> [TRECHO DE ORIGEM]

▬▬▬▬▬▬▬▬▬▬

Para quem está genuinamente preocupado em educar as crianças
de modo que elas se tornem seres humanos menos vulneráveis a situações de
abuso, especialmente abusos sexuais, me ocorrem várias estratégias que pode ser
útil considerar.
Por exemplo, quando uma criança se recusar a comer, respeite
sua recusa. Assim ela vai aprender uma lição absolutamente fundamental: que ela
pode escolher o que entra ou não entra no seu próprio corpo, e que ninguém tem
o direito de colocar nada nele à sua revelia.
Quando ela não quiser beijar a vovó ou aceitar o beijo da
titia, receba isso com naturalidade. Caso contrário, ela pode entender que existem
pessoas a quem ela está proibida de negar intimidade ou interações corporais. (E
é bom jamais esquecer que a esmagadora maioria dos casos de abuso e violência é
cometida por pessoas conhecidas, frequentemente muito próximas, portanto a máxima
de não falar com estranhos serve para bem pouca coisa).

▬▬▬▬▬▬▬▬▬▬

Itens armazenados
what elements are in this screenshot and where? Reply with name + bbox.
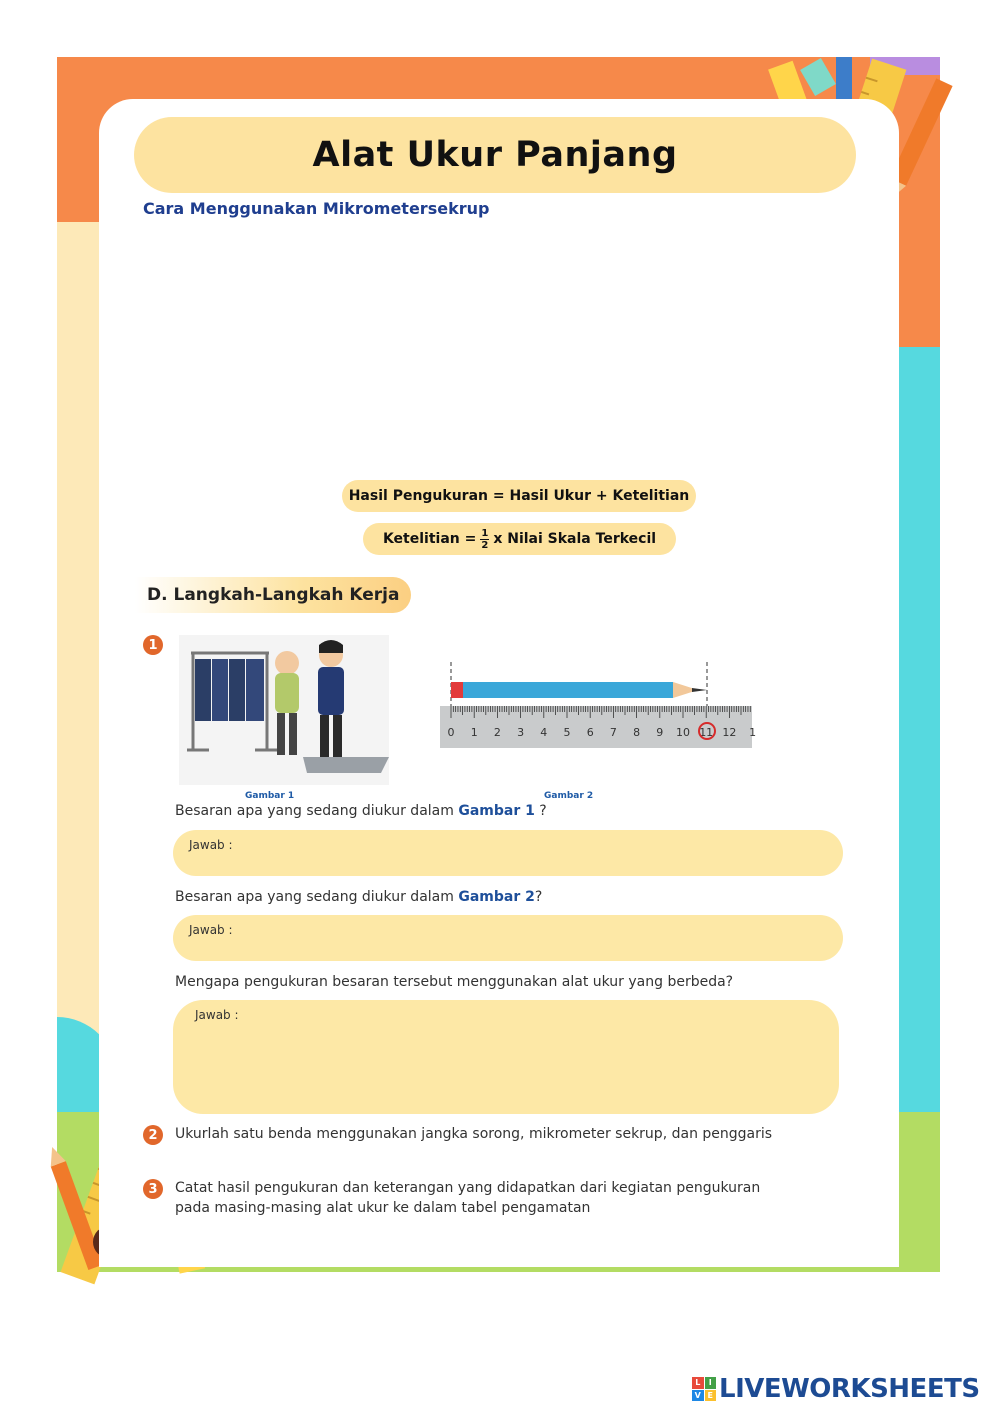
question-2-bold: Gambar 2 [458,889,535,905]
step-number-3: 3 [143,1179,163,1199]
ruler-label: 1 [749,726,757,739]
question-1-suffix: ? [534,803,547,819]
ruler-label: 2 [493,726,501,739]
question-1 [175,803,547,819]
logo-letter-e: E [705,1390,717,1402]
fraction [480,528,489,551]
ruler-label: 7 [609,726,617,739]
ruler-label: 12 [722,726,737,739]
worksheet-background [57,57,940,1267]
gambar-1-caption: Gambar 1 [245,791,295,801]
ruler-label: 8 [633,726,641,739]
ruler-label: 10 [676,726,690,739]
answer-field-3[interactable] [173,1000,839,1114]
liveworksheets-wordmark: LIVEWORKSHEETS [719,1374,980,1404]
step-number-1: 1 [143,635,163,655]
formula-right-text: x Nilai Skala Terkecil [493,531,657,547]
question-3-text: Mengapa pengukuran besaran tersebut menggunakan alat ukur yang berbeda? [175,974,734,990]
formula-precision [363,523,676,555]
ruler-label: 5 [563,726,571,739]
logo-letter-v: V [692,1390,704,1402]
gambar-2-caption: Gambar 2 [544,791,594,801]
gambar-1-illustration [179,635,389,785]
ruler-label: 1 [470,726,478,739]
subtitle: Cara Menggunakan Mikrometersekrup [143,199,490,218]
question-1-text: Besaran apa yang sedang diukur dalam [175,803,459,819]
ruler-label: 4 [540,726,548,739]
title-banner [134,117,856,193]
ruler-label: 11 [699,726,714,739]
formula-measurement-result [342,480,696,512]
answer-label: Jawab : [195,1008,239,1022]
step-3-line-1: Catat hasil pengukuran dan keterangan yang didapatkan dari kegiatan pengukuran [175,1180,761,1196]
step-2-text: Ukurlah satu benda menggunakan jangka sorong, mikrometer sekrup, dan penggaris [175,1126,773,1142]
gambar-2-pencil-ruler-illustration [440,662,755,754]
weighing-people-icon [179,635,389,785]
logo-letter-i: I [705,1377,717,1389]
fraction-denominator: 2 [481,539,489,551]
ruler-label: 0 [447,726,455,739]
section-heading: D. Langkah-Langkah Kerja [135,577,411,613]
fraction-numerator: 1 [481,527,489,539]
question-3 [175,974,733,990]
liveworksheets-logo [692,1374,980,1404]
logo-letter-l: L [692,1377,704,1389]
question-1-bold: Gambar 1 [458,803,535,819]
liveworksheets-icon [692,1377,716,1401]
answer-label: Jawab : [189,838,233,852]
step-3-line-2: pada masing-masing alat ukur ke dalam tabel pengamatan [175,1200,591,1216]
page-title: Alat Ukur Panjang [312,135,678,175]
formula-text: Hasil Pengukuran = Hasil Ukur + Ketelitian [348,488,690,504]
answer-label: Jawab : [189,923,233,937]
question-2 [175,889,542,905]
answer-field-2[interactable] [173,915,843,961]
step-3-text [175,1178,760,1218]
step-number-2: 2 [143,1125,163,1145]
ruler-label: 6 [586,726,594,739]
question-2-suffix: ? [534,889,543,905]
ruler-label: 9 [656,726,664,739]
answer-field-1[interactable] [173,830,843,876]
formula-left-text: Ketelitian = [382,531,477,547]
question-2-text: Besaran apa yang sedang diukur dalam [175,889,459,905]
ruler-label: 3 [517,726,525,739]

▬▬▬▬▬▬▬▬▬▬

> [TAREFA PROPOSTA 1]
Copie o trecho sobre a prevenção de abusos na infância, começando em "Por exemplo, quando" e terminando em "à sua revelia.".
> [TAREFA PROPOSTA 2]
Prossiga com o trecho sobre a prevenção de abusos na infância a partir do ponto em que ele termina.

> [RESULTADO DO EXERCÍCIO 1]
Por exemplo, quando uma criança se recusar a comer, respeite
sua recusa. Assim ela vai aprender uma lição absolutamente fundamental: que ela
pode escolher o que entra ou não entra no seu próprio corpo, e que ninguém tem
o direito de colocar nada nele à sua revelia.

> [RESULTADO DO EXERCÍCIO 2]
Quando você cometer uma injustiça com ela, e perceber isso,
peça desculpas e converse. Talvez assim ela entenda que não existe autoridade
absoluta, e que se ela sentir que o professor ou o padre a estão tratando de
modo indevido, pode ser que eles estejam mesmo.
Quando ela se queixar de qualquer coisa, ouça com atenção e
acredite que é verdadeiro e importante. Quando ela fizer o que não deve, corrija
com respeito. Só assim ela vai entender que existe um espaço de confiança e
acolhimento no qual ela pode se expor.
Permita que a criança observe e viva experiências normais e saudáveis
relacionadas à nudez e às interações corporais. A mãe atravessando a casa
pelada pra ir pegar uma fatia de mamão na geladeira e que no caminho ganha um
abraço me parece uma cena de nudez saudável. Já uma propaganda de bebida (ou de
móveis) exibindo uma desconexa moça de biquíni, não. Isso sim é uma nudez
indecente.
Assim como me parece indecente ensinar às crianças que a
interação entre corpos, nus ou não, é algo obsceno.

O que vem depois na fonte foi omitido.